### TASK ITEM A
Translate this sentence from the text on Adalgis into Spanish: "Adalgis was the son of Desiderius and his wife Ansa."
### TASK ITEM B
Print everything in the text on Adalgis from "Adalgis or Adelchis" down to "with the papacy.", with no change to any word or mark.

##### DOCUMENT SECTION

King of the Lombards
- Reign: August 759 – June 774
- Predecessor: Desiderius
- Successor: Charlemagne
- Born: c. 740
- Died: 788
- House: Lombardy
- Father: Desiderius

= Adalgis =

Lombard prince

Adalgis or Adelchis (c. 740 – 788) was an associate king of the Lombards from August 759, reigning with his father, Desiderius, until their deposition in June 774. He is also remembered today as the hero of the play Adelchi (1822) by Alessandro Manzoni.

== Biography ==
Adalgis was the son of Desiderius and his wife Ansa. He was associated with his father in the kingship in August 759. In Desiderius' attempts to rekindle an alliance between the Lombards and Carolingians he proposed that Adalgis should marry Charlemagne's sister Gisela. Bachrach has suggested that this proposal was to undermine the Carolingian's relationship with the papacy.

##########
##### EXTRACTED DATA

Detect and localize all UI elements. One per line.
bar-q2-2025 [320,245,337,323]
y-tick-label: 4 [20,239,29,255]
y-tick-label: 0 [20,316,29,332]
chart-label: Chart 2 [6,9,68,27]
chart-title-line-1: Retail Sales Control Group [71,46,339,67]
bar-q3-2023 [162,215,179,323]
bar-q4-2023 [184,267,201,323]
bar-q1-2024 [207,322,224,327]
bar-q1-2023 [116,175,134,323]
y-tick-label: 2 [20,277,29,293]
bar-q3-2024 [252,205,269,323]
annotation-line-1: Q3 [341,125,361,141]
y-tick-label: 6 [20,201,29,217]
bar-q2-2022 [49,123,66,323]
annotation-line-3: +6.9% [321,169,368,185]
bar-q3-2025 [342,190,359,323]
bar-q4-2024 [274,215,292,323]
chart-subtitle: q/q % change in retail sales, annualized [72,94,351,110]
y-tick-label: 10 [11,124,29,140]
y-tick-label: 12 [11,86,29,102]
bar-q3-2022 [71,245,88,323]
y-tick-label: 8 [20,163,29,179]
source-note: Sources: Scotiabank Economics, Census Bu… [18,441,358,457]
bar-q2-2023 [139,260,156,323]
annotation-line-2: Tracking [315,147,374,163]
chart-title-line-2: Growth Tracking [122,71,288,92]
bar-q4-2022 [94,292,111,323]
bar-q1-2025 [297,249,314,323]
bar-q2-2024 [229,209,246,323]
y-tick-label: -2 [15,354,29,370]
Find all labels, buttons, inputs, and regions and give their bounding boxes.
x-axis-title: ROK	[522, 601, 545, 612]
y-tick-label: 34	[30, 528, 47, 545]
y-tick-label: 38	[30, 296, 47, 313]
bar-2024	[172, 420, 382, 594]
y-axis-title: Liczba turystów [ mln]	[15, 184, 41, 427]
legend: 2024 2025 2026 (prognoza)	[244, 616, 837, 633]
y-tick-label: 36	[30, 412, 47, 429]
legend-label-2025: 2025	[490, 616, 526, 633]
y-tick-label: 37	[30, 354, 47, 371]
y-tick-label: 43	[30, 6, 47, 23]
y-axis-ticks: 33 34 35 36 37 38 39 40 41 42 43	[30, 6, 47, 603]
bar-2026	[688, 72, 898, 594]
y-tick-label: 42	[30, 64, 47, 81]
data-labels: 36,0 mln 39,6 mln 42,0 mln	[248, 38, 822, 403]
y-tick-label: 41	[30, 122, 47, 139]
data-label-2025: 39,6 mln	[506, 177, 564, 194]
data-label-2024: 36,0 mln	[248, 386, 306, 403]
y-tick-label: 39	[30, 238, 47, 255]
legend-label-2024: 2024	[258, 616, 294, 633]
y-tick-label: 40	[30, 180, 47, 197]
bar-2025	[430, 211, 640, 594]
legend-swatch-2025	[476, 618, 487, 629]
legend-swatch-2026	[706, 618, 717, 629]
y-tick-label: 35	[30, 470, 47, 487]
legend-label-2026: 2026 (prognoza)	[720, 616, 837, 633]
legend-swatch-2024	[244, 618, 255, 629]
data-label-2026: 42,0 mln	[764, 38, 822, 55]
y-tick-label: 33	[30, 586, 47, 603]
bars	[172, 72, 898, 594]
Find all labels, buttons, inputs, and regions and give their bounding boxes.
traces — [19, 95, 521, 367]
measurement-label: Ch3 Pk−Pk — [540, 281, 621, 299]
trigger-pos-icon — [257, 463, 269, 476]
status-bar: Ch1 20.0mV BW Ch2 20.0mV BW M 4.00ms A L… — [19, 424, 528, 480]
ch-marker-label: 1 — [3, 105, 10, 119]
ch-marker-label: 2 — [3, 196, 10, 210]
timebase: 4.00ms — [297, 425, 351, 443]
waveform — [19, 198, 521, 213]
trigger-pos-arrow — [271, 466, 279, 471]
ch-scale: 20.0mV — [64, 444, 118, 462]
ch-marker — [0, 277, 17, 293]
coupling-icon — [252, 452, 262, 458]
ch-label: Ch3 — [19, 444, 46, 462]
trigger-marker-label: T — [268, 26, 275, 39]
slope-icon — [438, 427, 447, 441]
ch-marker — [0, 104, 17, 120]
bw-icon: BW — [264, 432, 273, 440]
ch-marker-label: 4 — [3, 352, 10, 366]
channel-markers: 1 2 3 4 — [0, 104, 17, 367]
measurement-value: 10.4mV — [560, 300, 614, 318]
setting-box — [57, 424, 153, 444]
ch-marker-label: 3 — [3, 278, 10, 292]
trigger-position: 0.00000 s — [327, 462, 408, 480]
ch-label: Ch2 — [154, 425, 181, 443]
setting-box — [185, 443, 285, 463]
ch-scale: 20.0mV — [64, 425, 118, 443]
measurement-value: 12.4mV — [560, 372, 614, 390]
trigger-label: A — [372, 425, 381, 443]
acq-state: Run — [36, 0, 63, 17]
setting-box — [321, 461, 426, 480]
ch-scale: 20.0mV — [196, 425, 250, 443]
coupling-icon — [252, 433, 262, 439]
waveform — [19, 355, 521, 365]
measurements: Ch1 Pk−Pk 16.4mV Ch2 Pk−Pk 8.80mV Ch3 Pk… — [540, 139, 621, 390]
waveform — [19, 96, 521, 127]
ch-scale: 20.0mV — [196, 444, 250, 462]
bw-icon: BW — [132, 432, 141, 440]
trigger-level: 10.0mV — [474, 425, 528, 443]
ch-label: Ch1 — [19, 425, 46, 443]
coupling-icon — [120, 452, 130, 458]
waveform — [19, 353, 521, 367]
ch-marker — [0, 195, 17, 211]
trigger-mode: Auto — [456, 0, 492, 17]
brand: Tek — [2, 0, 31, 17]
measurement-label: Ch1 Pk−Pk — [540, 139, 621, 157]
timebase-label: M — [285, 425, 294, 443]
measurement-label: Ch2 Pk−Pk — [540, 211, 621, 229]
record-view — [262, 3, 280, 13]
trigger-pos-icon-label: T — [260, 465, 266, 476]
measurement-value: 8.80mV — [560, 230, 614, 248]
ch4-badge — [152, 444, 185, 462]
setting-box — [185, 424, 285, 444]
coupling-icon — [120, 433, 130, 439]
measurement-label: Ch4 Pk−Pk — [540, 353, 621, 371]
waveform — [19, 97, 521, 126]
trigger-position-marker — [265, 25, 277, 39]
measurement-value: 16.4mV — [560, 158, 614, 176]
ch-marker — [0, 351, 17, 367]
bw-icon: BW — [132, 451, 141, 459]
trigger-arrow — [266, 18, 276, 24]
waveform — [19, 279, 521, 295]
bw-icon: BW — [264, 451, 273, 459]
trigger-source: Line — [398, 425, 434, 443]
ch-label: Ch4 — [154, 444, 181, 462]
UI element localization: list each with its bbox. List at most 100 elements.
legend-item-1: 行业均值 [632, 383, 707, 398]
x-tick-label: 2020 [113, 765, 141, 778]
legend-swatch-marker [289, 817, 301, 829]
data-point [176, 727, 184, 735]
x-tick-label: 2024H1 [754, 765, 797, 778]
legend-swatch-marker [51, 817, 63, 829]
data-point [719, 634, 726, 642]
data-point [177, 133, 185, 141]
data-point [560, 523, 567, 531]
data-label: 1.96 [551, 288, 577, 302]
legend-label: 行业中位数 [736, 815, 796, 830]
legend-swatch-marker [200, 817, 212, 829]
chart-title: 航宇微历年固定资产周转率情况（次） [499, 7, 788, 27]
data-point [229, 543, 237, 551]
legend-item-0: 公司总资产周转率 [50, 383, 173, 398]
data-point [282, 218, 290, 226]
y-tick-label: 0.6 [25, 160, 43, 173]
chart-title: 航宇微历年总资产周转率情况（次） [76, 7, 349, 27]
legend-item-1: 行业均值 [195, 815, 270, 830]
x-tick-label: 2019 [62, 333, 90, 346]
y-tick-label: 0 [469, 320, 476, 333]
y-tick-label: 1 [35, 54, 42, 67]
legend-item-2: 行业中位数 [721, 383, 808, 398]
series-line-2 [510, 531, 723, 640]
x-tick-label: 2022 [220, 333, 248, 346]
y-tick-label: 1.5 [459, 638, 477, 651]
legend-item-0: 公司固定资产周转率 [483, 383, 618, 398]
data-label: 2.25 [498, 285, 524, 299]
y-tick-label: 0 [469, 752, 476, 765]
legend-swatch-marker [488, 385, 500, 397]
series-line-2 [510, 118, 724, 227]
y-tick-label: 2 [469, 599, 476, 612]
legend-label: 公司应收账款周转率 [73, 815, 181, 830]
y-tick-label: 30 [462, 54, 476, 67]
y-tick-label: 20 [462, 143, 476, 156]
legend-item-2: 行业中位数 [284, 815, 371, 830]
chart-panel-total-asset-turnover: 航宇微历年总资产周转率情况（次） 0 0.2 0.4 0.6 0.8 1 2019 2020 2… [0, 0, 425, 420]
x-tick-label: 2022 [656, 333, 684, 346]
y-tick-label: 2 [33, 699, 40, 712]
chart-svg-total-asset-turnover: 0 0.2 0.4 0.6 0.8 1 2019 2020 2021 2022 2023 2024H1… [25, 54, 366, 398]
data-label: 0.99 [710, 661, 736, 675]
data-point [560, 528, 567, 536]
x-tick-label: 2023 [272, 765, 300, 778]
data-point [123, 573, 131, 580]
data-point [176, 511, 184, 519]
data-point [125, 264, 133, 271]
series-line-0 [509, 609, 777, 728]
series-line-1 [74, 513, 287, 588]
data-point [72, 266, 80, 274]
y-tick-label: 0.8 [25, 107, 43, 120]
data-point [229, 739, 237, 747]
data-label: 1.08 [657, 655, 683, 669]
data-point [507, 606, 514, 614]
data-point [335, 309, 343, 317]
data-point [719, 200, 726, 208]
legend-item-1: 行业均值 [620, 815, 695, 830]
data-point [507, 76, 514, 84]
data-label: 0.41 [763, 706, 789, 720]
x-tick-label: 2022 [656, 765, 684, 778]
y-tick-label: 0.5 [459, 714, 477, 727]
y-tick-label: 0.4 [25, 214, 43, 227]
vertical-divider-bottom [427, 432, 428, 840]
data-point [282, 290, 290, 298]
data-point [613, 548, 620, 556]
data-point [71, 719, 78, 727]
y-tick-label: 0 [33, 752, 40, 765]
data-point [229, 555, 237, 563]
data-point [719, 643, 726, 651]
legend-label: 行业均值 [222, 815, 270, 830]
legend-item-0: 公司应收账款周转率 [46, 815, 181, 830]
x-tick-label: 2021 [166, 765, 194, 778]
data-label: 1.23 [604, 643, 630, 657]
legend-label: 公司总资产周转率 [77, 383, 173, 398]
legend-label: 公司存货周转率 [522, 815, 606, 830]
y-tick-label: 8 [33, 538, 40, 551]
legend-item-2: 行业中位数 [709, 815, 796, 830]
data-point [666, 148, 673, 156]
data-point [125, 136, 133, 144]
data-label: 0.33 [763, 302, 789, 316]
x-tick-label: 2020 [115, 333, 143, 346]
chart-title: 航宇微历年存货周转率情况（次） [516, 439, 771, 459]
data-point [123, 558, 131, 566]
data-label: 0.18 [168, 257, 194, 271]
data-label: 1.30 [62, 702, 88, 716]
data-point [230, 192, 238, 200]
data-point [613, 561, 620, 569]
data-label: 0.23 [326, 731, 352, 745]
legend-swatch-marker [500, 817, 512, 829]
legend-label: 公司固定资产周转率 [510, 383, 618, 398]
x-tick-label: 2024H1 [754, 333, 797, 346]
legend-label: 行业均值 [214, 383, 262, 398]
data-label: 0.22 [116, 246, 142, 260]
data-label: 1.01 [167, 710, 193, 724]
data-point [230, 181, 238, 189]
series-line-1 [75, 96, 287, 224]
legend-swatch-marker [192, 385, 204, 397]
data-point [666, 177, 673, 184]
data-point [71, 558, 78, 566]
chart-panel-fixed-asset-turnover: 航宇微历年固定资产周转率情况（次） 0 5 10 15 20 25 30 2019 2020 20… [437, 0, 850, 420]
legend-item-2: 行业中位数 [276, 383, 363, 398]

##########

### RESULT A
Adalgis era hijo de Desiderio y de su esposa Ansa.

### RESULT B
Adalgis or Adelchis (c. 740 – 788) was an associate king of the Lombards from August 759, reigning with his father, Desiderius, until their deposition in June 774. He is also remembered today as the hero of the play Adelchi (1822) by Alessandro Manzoni.

== Biography ==
Adalgis was the son of Desiderius and his wife Ansa. He was associated with his father in the kingship in August 759. In Desiderius' attempts to rekindle an alliance between the Lombards and Carolingians he proposed that Adalgis should marry Charlemagne's sister Gisela. Bachrach has suggested that this proposal was to undermine the Carolingian's relationship with the papacy.